Aim of the task » Tally the lines of the listing that contain the string "ylabel". Give the number and nothing else.

Data to use »
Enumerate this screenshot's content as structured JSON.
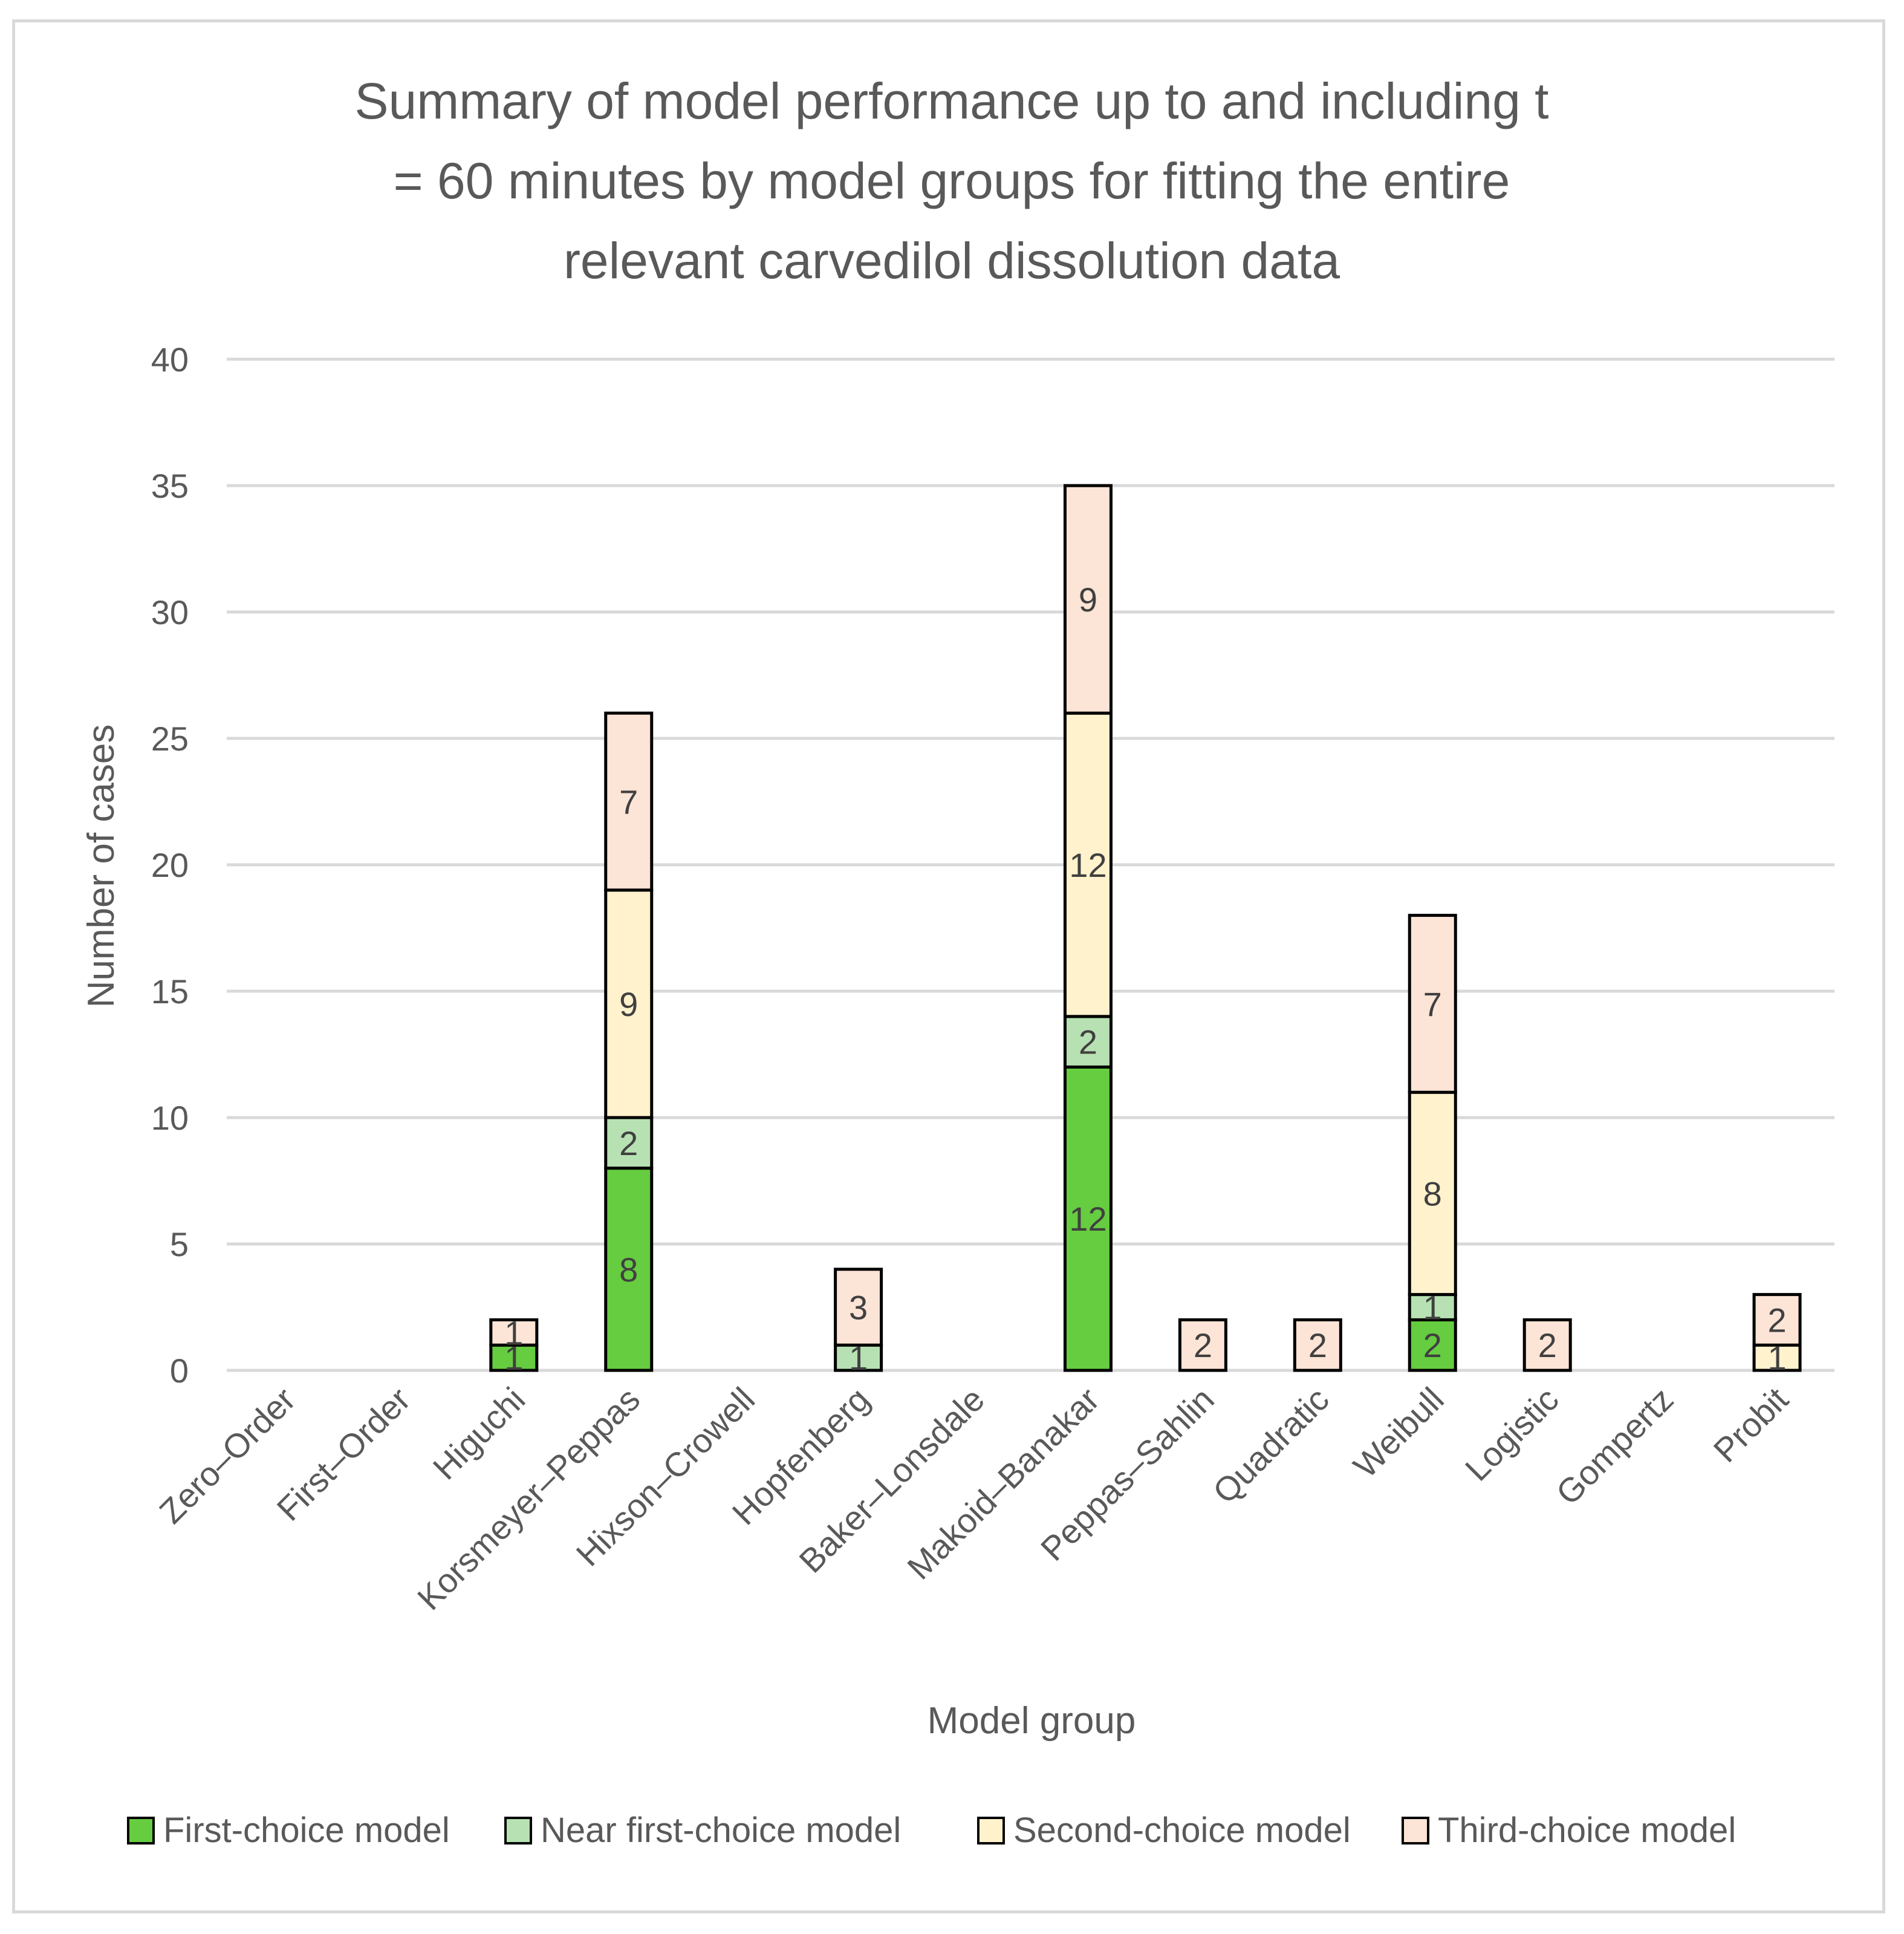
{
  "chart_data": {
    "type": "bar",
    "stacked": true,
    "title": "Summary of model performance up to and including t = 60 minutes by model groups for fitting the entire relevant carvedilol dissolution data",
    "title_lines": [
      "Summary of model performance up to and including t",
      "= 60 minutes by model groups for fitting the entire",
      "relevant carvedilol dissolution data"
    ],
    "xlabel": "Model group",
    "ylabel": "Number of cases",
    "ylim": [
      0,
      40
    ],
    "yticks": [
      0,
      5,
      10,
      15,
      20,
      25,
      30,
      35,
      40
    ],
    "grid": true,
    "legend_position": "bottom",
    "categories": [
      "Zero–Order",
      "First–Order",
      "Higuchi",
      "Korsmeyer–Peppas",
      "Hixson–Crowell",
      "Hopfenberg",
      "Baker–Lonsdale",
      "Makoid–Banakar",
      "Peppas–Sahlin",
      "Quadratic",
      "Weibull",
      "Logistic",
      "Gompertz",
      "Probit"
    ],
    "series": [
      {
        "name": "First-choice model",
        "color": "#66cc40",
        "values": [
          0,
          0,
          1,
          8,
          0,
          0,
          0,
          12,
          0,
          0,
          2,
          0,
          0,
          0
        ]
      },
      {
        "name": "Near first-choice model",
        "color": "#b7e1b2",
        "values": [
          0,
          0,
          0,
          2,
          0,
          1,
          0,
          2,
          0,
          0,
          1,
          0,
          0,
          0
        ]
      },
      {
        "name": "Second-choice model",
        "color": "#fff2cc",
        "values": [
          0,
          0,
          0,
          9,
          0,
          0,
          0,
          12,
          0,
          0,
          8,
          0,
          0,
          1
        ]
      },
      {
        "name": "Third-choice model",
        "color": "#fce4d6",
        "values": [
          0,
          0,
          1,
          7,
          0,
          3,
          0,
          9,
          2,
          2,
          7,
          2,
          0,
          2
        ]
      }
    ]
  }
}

...

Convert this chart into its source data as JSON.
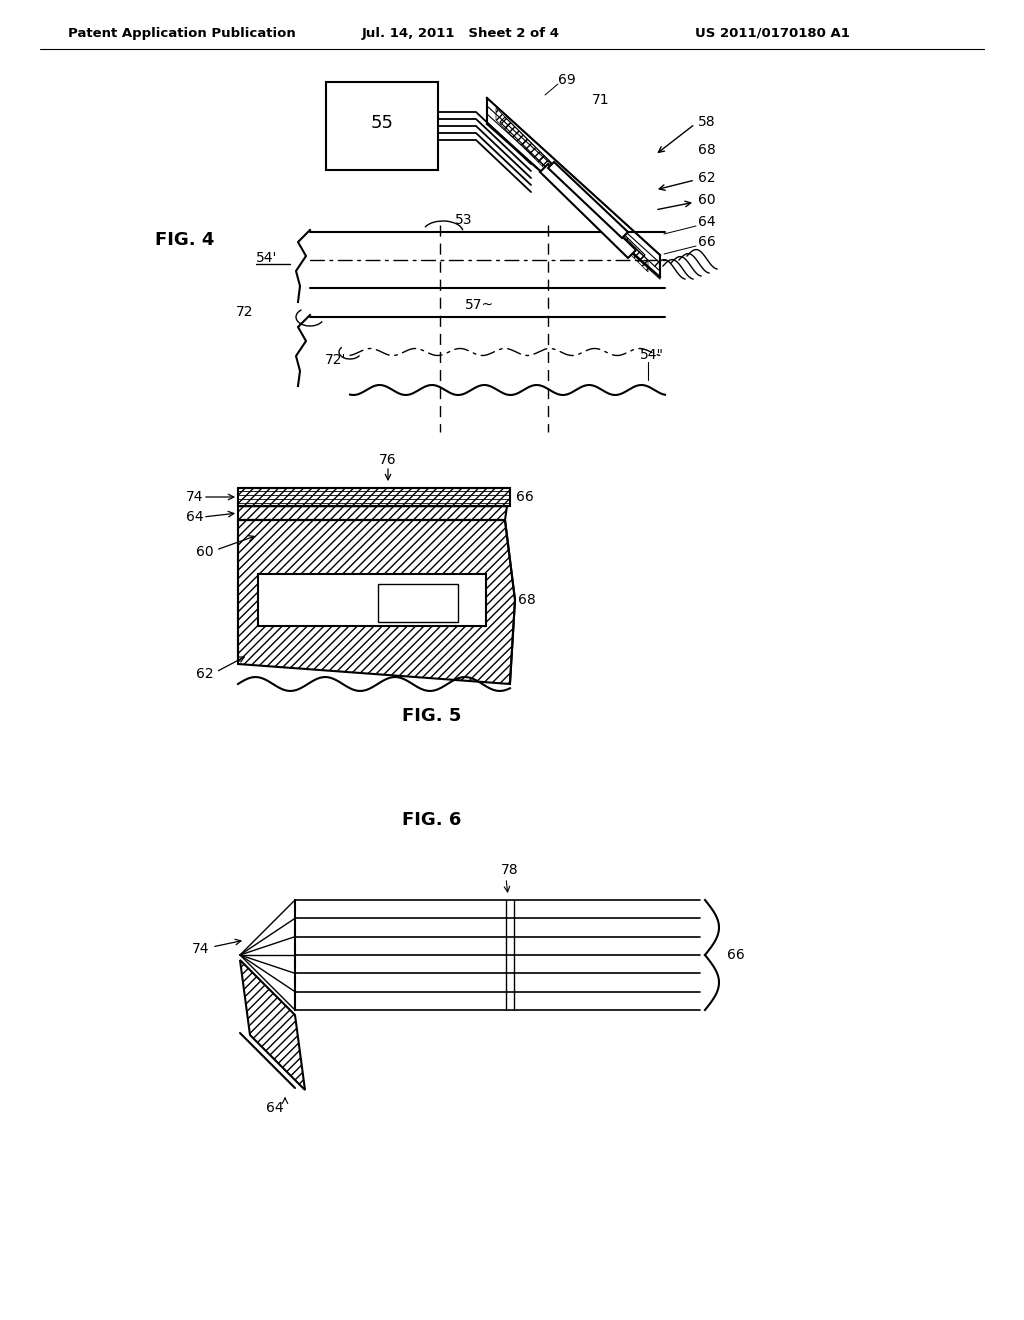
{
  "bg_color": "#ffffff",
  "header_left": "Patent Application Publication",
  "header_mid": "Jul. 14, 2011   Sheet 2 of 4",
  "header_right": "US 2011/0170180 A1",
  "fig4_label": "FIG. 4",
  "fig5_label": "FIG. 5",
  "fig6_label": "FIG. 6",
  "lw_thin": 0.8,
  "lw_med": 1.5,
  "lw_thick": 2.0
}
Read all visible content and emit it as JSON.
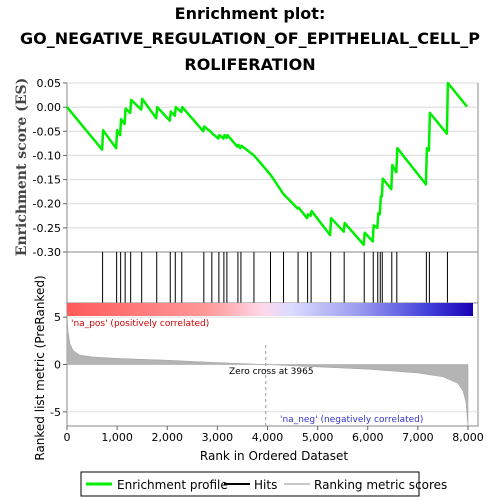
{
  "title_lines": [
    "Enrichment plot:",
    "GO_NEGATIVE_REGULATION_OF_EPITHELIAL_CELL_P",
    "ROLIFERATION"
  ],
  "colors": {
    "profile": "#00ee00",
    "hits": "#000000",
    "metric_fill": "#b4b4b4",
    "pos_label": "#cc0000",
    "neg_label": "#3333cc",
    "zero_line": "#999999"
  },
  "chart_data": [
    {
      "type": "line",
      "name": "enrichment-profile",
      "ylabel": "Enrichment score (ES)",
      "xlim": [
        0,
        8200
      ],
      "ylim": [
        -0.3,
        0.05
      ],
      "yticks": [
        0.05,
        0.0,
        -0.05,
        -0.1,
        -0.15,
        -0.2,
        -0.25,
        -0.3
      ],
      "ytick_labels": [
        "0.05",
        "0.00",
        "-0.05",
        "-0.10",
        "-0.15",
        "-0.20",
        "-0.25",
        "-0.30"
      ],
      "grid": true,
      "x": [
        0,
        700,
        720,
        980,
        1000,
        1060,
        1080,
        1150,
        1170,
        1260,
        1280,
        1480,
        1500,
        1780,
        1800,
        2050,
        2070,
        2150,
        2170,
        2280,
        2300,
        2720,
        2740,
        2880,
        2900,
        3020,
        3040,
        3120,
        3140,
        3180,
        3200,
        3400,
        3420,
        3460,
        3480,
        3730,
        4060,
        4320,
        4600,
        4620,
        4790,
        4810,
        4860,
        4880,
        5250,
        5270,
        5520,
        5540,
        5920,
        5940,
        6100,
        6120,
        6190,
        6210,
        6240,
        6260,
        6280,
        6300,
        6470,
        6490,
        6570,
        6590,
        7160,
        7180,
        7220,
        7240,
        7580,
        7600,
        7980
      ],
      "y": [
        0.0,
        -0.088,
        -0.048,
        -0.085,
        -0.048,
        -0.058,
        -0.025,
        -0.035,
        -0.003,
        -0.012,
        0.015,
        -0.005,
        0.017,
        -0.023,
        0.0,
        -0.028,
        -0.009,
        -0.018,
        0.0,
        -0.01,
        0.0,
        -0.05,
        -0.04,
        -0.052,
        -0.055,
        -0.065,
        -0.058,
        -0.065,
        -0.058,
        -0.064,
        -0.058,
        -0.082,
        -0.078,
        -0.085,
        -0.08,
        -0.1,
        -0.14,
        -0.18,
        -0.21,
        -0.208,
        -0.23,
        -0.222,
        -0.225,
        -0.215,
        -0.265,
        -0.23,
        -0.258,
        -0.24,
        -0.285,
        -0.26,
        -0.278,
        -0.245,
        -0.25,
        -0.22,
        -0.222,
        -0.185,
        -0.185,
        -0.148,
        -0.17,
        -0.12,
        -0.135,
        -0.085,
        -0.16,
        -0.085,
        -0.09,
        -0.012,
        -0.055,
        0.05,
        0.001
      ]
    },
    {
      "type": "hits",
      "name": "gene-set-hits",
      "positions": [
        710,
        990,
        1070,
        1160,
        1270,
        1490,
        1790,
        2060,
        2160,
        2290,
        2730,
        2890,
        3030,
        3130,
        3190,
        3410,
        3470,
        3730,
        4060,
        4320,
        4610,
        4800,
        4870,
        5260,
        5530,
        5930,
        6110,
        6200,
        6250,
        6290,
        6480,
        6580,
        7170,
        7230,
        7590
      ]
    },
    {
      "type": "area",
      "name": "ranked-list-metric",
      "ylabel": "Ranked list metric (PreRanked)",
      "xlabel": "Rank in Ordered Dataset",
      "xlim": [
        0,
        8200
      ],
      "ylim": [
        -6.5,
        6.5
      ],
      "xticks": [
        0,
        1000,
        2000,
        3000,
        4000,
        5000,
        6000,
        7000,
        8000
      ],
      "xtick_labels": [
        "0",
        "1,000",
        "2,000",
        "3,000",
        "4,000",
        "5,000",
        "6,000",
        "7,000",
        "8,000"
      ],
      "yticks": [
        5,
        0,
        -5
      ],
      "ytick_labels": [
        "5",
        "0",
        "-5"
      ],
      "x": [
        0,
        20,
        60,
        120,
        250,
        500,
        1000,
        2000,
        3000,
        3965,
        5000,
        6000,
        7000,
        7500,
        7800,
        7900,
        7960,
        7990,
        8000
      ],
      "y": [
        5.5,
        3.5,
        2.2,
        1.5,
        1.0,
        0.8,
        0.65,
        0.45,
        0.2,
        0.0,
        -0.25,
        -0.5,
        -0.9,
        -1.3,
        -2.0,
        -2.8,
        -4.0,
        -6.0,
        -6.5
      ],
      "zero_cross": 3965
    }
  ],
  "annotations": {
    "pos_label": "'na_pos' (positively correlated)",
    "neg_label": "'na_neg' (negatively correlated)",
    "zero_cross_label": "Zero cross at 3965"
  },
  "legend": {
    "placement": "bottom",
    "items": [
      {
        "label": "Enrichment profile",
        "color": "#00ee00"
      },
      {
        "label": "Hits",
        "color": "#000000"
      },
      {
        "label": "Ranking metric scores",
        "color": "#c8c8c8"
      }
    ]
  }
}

Answer to the exercise » 3